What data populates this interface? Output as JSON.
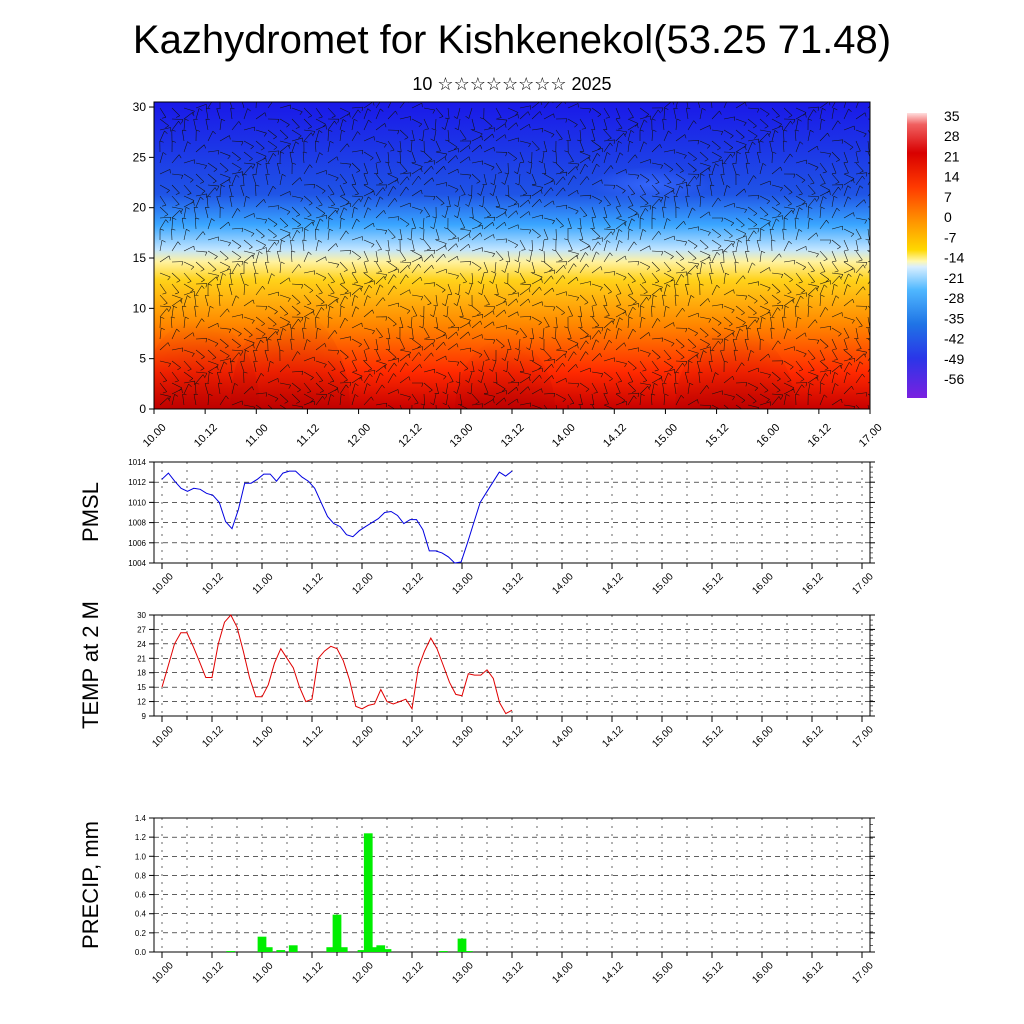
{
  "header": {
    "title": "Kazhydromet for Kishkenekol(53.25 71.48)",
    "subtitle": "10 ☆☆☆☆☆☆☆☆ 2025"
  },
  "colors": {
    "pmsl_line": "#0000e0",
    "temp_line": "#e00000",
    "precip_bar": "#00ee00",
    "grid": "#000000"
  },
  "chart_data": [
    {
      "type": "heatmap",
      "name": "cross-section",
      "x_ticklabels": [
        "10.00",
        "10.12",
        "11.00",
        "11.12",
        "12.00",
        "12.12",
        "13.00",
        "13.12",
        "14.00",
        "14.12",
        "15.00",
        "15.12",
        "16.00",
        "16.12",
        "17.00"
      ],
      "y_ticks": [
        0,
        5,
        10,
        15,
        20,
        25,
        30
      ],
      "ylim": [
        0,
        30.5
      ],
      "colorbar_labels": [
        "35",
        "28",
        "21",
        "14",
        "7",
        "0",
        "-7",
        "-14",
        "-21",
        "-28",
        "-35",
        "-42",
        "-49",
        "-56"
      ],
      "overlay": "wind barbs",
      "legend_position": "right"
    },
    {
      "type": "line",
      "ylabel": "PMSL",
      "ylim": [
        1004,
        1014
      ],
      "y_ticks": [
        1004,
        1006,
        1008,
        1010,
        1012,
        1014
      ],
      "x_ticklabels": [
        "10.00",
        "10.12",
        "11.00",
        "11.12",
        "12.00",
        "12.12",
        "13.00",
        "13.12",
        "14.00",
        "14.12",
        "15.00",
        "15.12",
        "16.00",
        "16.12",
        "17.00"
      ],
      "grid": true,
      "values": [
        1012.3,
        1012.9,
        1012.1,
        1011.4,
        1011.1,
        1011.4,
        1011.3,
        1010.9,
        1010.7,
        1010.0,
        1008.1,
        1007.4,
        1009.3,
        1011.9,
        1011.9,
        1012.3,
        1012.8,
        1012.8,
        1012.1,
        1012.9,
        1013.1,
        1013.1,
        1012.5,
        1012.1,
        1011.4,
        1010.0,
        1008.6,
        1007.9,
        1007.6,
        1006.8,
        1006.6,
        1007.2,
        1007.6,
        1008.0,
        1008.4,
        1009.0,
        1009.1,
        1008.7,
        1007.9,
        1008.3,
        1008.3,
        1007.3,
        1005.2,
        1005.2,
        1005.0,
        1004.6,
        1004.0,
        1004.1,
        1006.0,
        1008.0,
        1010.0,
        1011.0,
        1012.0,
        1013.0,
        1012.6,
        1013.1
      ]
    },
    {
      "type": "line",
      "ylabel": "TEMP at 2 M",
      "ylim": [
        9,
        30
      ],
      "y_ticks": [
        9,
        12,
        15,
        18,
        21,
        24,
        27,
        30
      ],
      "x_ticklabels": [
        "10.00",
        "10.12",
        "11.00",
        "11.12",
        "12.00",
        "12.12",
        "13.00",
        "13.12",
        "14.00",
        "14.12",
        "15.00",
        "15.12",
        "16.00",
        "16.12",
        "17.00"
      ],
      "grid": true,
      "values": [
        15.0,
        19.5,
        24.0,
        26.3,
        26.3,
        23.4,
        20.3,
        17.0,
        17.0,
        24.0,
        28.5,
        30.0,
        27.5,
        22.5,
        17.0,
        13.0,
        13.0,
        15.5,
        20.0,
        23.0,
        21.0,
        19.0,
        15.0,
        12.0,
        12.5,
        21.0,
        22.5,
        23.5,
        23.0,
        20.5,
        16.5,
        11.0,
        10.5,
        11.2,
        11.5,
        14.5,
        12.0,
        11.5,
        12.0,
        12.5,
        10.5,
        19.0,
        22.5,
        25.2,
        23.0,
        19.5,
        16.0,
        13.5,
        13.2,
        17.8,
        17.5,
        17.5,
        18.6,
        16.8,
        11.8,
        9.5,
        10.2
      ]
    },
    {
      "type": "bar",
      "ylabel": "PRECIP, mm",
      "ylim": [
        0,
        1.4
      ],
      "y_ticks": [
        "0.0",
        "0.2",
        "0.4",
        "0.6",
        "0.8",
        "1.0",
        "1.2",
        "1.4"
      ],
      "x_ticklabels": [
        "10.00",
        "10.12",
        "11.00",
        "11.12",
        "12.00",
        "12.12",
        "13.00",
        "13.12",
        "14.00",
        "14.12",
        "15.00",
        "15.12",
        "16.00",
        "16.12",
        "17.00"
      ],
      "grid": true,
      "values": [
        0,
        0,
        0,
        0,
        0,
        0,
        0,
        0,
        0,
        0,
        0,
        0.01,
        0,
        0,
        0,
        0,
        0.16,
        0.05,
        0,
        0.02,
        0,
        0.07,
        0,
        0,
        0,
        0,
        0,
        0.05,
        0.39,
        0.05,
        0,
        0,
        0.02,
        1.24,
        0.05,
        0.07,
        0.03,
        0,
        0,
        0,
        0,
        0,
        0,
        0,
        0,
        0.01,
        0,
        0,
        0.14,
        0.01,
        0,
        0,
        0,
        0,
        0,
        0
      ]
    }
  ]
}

···

- [WRITTEN INSTRUCTION]: Print the whole listing above once more, word for word, without its pictures.

- [TASK RESPONSE]:
What data populates this interface? Output as JSON.
{
  "header": {
    "title": "Kazhydromet for Kishkenekol(53.25 71.48)",
    "subtitle": "10 ☆☆☆☆☆☆☆☆ 2025"
  },
  "colors": {
    "pmsl_line": "#0000e0",
    "temp_line": "#e00000",
    "precip_bar": "#00ee00",
    "grid": "#000000"
  },
  "chart_data": [
    {
      "type": "heatmap",
      "name": "cross-section",
      "x_ticklabels": [
        "10.00",
        "10.12",
        "11.00",
        "11.12",
        "12.00",
        "12.12",
        "13.00",
        "13.12",
        "14.00",
        "14.12",
        "15.00",
        "15.12",
        "16.00",
        "16.12",
        "17.00"
      ],
      "y_ticks": [
        0,
        5,
        10,
        15,
        20,
        25,
        30
      ],
      "ylim": [
        0,
        30.5
      ],
      "colorbar_labels": [
        "35",
        "28",
        "21",
        "14",
        "7",
        "0",
        "-7",
        "-14",
        "-21",
        "-28",
        "-35",
        "-42",
        "-49",
        "-56"
      ],
      "overlay": "wind barbs",
      "legend_position": "right"
    },
    {
      "type": "line",
      "ylabel": "PMSL",
      "ylim": [
        1004,
        1014
      ],
      "y_ticks": [
        1004,
        1006,
        1008,
        1010,
        1012,
        1014
      ],
      "x_ticklabels": [
        "10.00",
        "10.12",
        "11.00",
        "11.12",
        "12.00",
        "12.12",
        "13.00",
        "13.12",
        "14.00",
        "14.12",
        "15.00",
        "15.12",
        "16.00",
        "16.12",
        "17.00"
      ],
      "grid": true,
      "values": [
        1012.3,
        1012.9,
        1012.1,
        1011.4,
        1011.1,
        1011.4,
        1011.3,
        1010.9,
        1010.7,
        1010.0,
        1008.1,
        1007.4,
        1009.3,
        1011.9,
        1011.9,
        1012.3,
        1012.8,
        1012.8,
        1012.1,
        1012.9,
        1013.1,
        1013.1,
        1012.5,
        1012.1,
        1011.4,
        1010.0,
        1008.6,
        1007.9,
        1007.6,
        1006.8,
        1006.6,
        1007.2,
        1007.6,
        1008.0,
        1008.4,
        1009.0,
        1009.1,
        1008.7,
        1007.9,
        1008.3,
        1008.3,
        1007.3,
        1005.2,
        1005.2,
        1005.0,
        1004.6,
        1004.0,
        1004.1,
        1006.0,
        1008.0,
        1010.0,
        1011.0,
        1012.0,
        1013.0,
        1012.6,
        1013.1
      ]
    },
    {
      "type": "line",
      "ylabel": "TEMP at 2 M",
      "ylim": [
        9,
        30
      ],
      "y_ticks": [
        9,
        12,
        15,
        18,
        21,
        24,
        27,
        30
      ],
      "x_ticklabels": [
        "10.00",
        "10.12",
        "11.00",
        "11.12",
        "12.00",
        "12.12",
        "13.00",
        "13.12",
        "14.00",
        "14.12",
        "15.00",
        "15.12",
        "16.00",
        "16.12",
        "17.00"
      ],
      "grid": true,
      "values": [
        15.0,
        19.5,
        24.0,
        26.3,
        26.3,
        23.4,
        20.3,
        17.0,
        17.0,
        24.0,
        28.5,
        30.0,
        27.5,
        22.5,
        17.0,
        13.0,
        13.0,
        15.5,
        20.0,
        23.0,
        21.0,
        19.0,
        15.0,
        12.0,
        12.5,
        21.0,
        22.5,
        23.5,
        23.0,
        20.5,
        16.5,
        11.0,
        10.5,
        11.2,
        11.5,
        14.5,
        12.0,
        11.5,
        12.0,
        12.5,
        10.5,
        19.0,
        22.5,
        25.2,
        23.0,
        19.5,
        16.0,
        13.5,
        13.2,
        17.8,
        17.5,
        17.5,
        18.6,
        16.8,
        11.8,
        9.5,
        10.2
      ]
    },
    {
      "type": "bar",
      "ylabel": "PRECIP, mm",
      "ylim": [
        0,
        1.4
      ],
      "y_ticks": [
        "0.0",
        "0.2",
        "0.4",
        "0.6",
        "0.8",
        "1.0",
        "1.2",
        "1.4"
      ],
      "x_ticklabels": [
        "10.00",
        "10.12",
        "11.00",
        "11.12",
        "12.00",
        "12.12",
        "13.00",
        "13.12",
        "14.00",
        "14.12",
        "15.00",
        "15.12",
        "16.00",
        "16.12",
        "17.00"
      ],
      "grid": true,
      "values": [
        0,
        0,
        0,
        0,
        0,
        0,
        0,
        0,
        0,
        0,
        0,
        0.01,
        0,
        0,
        0,
        0,
        0.16,
        0.05,
        0,
        0.02,
        0,
        0.07,
        0,
        0,
        0,
        0,
        0,
        0.05,
        0.39,
        0.05,
        0,
        0,
        0.02,
        1.24,
        0.05,
        0.07,
        0.03,
        0,
        0,
        0,
        0,
        0,
        0,
        0,
        0,
        0.01,
        0,
        0,
        0.14,
        0.01,
        0,
        0,
        0,
        0,
        0,
        0
      ]
    }
  ]
}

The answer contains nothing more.